WHAT THE EXERCISE ASKS
Find the lines with the string "body" and return them.

▼▼▼

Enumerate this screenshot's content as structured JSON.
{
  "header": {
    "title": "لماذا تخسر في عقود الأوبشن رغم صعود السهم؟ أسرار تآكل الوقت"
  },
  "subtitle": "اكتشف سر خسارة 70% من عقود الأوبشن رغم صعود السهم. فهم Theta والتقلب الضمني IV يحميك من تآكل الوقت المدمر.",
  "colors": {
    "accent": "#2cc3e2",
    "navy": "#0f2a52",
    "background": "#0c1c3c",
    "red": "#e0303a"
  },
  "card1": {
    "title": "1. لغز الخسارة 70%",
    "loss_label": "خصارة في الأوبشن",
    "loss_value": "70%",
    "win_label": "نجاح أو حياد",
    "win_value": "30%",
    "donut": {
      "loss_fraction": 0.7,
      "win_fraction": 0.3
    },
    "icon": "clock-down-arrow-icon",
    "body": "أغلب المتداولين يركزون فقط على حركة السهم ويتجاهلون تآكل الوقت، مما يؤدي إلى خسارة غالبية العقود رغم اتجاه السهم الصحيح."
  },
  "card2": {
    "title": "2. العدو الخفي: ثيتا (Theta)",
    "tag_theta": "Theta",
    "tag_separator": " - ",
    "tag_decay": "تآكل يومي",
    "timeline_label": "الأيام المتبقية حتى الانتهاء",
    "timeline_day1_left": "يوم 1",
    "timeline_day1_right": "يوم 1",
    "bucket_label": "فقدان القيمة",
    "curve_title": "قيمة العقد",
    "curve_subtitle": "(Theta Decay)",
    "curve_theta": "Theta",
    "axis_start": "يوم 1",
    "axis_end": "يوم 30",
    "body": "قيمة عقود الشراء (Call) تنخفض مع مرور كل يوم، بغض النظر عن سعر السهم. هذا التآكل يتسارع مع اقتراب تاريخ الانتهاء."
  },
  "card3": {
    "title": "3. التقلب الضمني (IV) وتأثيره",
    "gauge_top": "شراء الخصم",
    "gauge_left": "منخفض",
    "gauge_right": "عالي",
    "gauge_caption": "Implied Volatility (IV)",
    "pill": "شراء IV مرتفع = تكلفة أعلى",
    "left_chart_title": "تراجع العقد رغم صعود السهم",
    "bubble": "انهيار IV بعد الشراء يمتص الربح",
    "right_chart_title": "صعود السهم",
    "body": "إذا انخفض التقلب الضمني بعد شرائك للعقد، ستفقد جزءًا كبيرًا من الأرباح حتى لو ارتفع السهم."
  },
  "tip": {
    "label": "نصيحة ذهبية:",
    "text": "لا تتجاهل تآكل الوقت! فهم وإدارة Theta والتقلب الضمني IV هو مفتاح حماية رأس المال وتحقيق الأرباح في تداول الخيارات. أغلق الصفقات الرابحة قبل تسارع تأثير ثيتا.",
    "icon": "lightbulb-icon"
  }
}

▲▲▲

ANSWER TO THIS EXERCISE
    "body": "أغلب المتداولين يركزون فقط على حركة السهم ويتجاهلون تآكل الوقت، مما يؤدي إلى خسارة غالبية العقود رغم اتجاه السهم الصحيح."
    "body": "قيمة عقود الشراء (Call) تنخفض مع مرور كل يوم، بغض النظر عن سعر السهم. هذا التآكل يتسارع مع اقتراب تاريخ الانتهاء."
    "body": "إذا انخفض التقلب الضمني بعد شرائك للعقد، ستفقد جزءًا كبيرًا من الأرباح حتى لو ارتفع السهم."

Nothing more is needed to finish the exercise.